**Task goal**
All the data should be repeated exactly. Any image in it is left out.

**Data for this task**
[start]
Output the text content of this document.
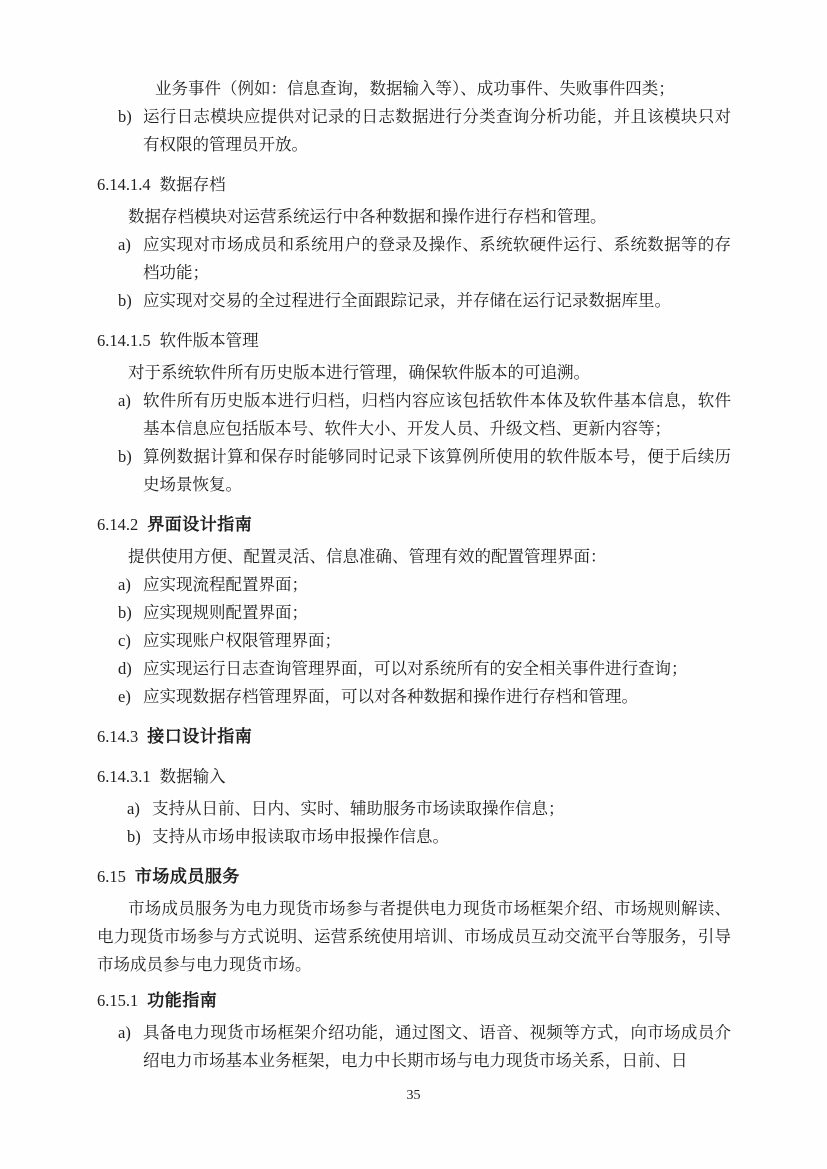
业务事件（例如：信息查询，数据输入等）、成功事件、失败事件四类；
b) 运行日志模块应提供对记录的日志数据进行分类查询分析功能，并且该模块只对有权限的管理员开放。
6.14.1.4 数据存档

数据存档模块对运营系统运行中各种数据和操作进行存档和管理。

a) 应实现对市场成员和系统用户的登录及操作、系统软硬件运行、系统数据等的存档功能；
b) 应实现对交易的全过程进行全面跟踪记录，并存储在运行记录数据库里。
6.14.1.5 软件版本管理

对于系统软件所有历史版本进行管理，确保软件版本的可追溯。

a) 软件所有历史版本进行归档，归档内容应该包括软件本体及软件基本信息，软件基本信息应包括版本号、软件大小、开发人员、升级文档、更新内容等；
b) 算例数据计算和保存时能够同时记录下该算例所使用的软件版本号，便于后续历史场景恢复。
6.14.2 界面设计指南

提供使用方便、配置灵活、信息准确、管理有效的配置管理界面：

a) 应实现流程配置界面；
b) 应实现规则配置界面；
c) 应实现账户权限管理界面；
d) 应实现运行日志查询管理界面，可以对系统所有的安全相关事件进行查询；
e) 应实现数据存档管理界面，可以对各种数据和操作进行存档和管理。
6.14.3 接口设计指南
6.14.3.1 数据输入
a) 支持从日前、日内、实时、辅助服务市场读取操作信息；
b) 支持从市场申报读取市场申报操作信息。
6.15 市场成员服务

市场成员服务为电力现货市场参与者提供电力现货市场框架介绍、市场规则解读、电力现货市场参与方式说明、运营系统使用培训、市场成员互动交流平台等服务，引导市场成员参与电力现货市场。

6.15.1 功能指南
a) 具备电力现货市场框架介绍功能，通过图文、语音、视频等方式，向市场成员介绍电力市场基本业务框架，电力中长期市场与电力现货市场关系，日前、日
35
[end]
**Answer**
Output the text content of this document.
业务事件（例如：信息查询，数据输入等）、成功事件、失败事件四类；
b) 运行日志模块应提供对记录的日志数据进行分类查询分析功能，并且该模块只对有权限的管理员开放。
6.14.1.4 数据存档

数据存档模块对运营系统运行中各种数据和操作进行存档和管理。

a) 应实现对市场成员和系统用户的登录及操作、系统软硬件运行、系统数据等的存档功能；
b) 应实现对交易的全过程进行全面跟踪记录，并存储在运行记录数据库里。
6.14.1.5 软件版本管理

对于系统软件所有历史版本进行管理，确保软件版本的可追溯。

a) 软件所有历史版本进行归档，归档内容应该包括软件本体及软件基本信息，软件基本信息应包括版本号、软件大小、开发人员、升级文档、更新内容等；
b) 算例数据计算和保存时能够同时记录下该算例所使用的软件版本号，便于后续历史场景恢复。
6.14.2 界面设计指南

提供使用方便、配置灵活、信息准确、管理有效的配置管理界面：

a) 应实现流程配置界面；
b) 应实现规则配置界面；
c) 应实现账户权限管理界面；
d) 应实现运行日志查询管理界面，可以对系统所有的安全相关事件进行查询；
e) 应实现数据存档管理界面，可以对各种数据和操作进行存档和管理。
6.14.3 接口设计指南
6.14.3.1 数据输入
a) 支持从日前、日内、实时、辅助服务市场读取操作信息；
b) 支持从市场申报读取市场申报操作信息。
6.15 市场成员服务

市场成员服务为电力现货市场参与者提供电力现货市场框架介绍、市场规则解读、电力现货市场参与方式说明、运营系统使用培训、市场成员互动交流平台等服务，引导市场成员参与电力现货市场。

6.15.1 功能指南
a) 具备电力现货市场框架介绍功能，通过图文、语音、视频等方式，向市场成员介绍电力市场基本业务框架，电力中长期市场与电力现货市场关系，日前、日
35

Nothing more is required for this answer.